## BEGIN MATERIAL

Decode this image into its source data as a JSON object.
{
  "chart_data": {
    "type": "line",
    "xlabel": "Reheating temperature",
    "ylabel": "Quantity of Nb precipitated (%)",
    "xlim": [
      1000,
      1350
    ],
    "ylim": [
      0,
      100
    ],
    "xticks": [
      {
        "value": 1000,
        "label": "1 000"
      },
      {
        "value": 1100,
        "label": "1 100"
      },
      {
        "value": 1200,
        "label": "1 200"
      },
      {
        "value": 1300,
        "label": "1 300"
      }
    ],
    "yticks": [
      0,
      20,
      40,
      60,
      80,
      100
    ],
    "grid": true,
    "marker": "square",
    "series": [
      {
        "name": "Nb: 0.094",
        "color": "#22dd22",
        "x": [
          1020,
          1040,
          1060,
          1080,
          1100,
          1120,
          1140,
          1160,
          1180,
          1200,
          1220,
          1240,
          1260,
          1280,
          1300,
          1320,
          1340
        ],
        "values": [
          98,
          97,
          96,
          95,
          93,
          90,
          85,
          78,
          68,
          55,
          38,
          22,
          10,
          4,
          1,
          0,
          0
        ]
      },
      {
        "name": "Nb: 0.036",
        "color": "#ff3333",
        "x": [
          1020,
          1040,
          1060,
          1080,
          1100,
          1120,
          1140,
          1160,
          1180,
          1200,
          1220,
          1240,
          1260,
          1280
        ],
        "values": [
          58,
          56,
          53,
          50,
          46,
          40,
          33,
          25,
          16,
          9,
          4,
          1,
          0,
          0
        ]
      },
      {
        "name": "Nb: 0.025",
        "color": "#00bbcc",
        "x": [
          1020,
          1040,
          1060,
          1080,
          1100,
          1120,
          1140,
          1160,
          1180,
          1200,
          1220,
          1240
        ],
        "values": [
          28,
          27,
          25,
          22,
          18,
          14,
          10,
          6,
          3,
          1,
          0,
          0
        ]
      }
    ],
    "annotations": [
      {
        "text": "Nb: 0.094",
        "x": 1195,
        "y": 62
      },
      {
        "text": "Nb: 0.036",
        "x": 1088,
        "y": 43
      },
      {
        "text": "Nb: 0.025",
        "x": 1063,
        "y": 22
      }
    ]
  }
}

## END MATERIAL

▶ [WHAT THE TASK REQUIRES]: Every line above should be retyped exactly as given.

▶ [RESPONSE]:
Decode this image into its source data as a JSON object.
{
  "chart_data": {
    "type": "line",
    "xlabel": "Reheating temperature",
    "ylabel": "Quantity of Nb precipitated (%)",
    "xlim": [
      1000,
      1350
    ],
    "ylim": [
      0,
      100
    ],
    "xticks": [
      {
        "value": 1000,
        "label": "1 000"
      },
      {
        "value": 1100,
        "label": "1 100"
      },
      {
        "value": 1200,
        "label": "1 200"
      },
      {
        "value": 1300,
        "label": "1 300"
      }
    ],
    "yticks": [
      0,
      20,
      40,
      60,
      80,
      100
    ],
    "grid": true,
    "marker": "square",
    "series": [
      {
        "name": "Nb: 0.094",
        "color": "#22dd22",
        "x": [
          1020,
          1040,
          1060,
          1080,
          1100,
          1120,
          1140,
          1160,
          1180,
          1200,
          1220,
          1240,
          1260,
          1280,
          1300,
          1320,
          1340
        ],
        "values": [
          98,
          97,
          96,
          95,
          93,
          90,
          85,
          78,
          68,
          55,
          38,
          22,
          10,
          4,
          1,
          0,
          0
        ]
      },
      {
        "name": "Nb: 0.036",
        "color": "#ff3333",
        "x": [
          1020,
          1040,
          1060,
          1080,
          1100,
          1120,
          1140,
          1160,
          1180,
          1200,
          1220,
          1240,
          1260,
          1280
        ],
        "values": [
          58,
          56,
          53,
          50,
          46,
          40,
          33,
          25,
          16,
          9,
          4,
          1,
          0,
          0
        ]
      },
      {
        "name": "Nb: 0.025",
        "color": "#00bbcc",
        "x": [
          1020,
          1040,
          1060,
          1080,
          1100,
          1120,
          1140,
          1160,
          1180,
          1200,
          1220,
          1240
        ],
        "values": [
          28,
          27,
          25,
          22,
          18,
          14,
          10,
          6,
          3,
          1,
          0,
          0
        ]
      }
    ],
    "annotations": [
      {
        "text": "Nb: 0.094",
        "x": 1195,
        "y": 62
      },
      {
        "text": "Nb: 0.036",
        "x": 1088,
        "y": 43
      },
      {
        "text": "Nb: 0.025",
        "x": 1063,
        "y": 22
      }
    ]
  }
}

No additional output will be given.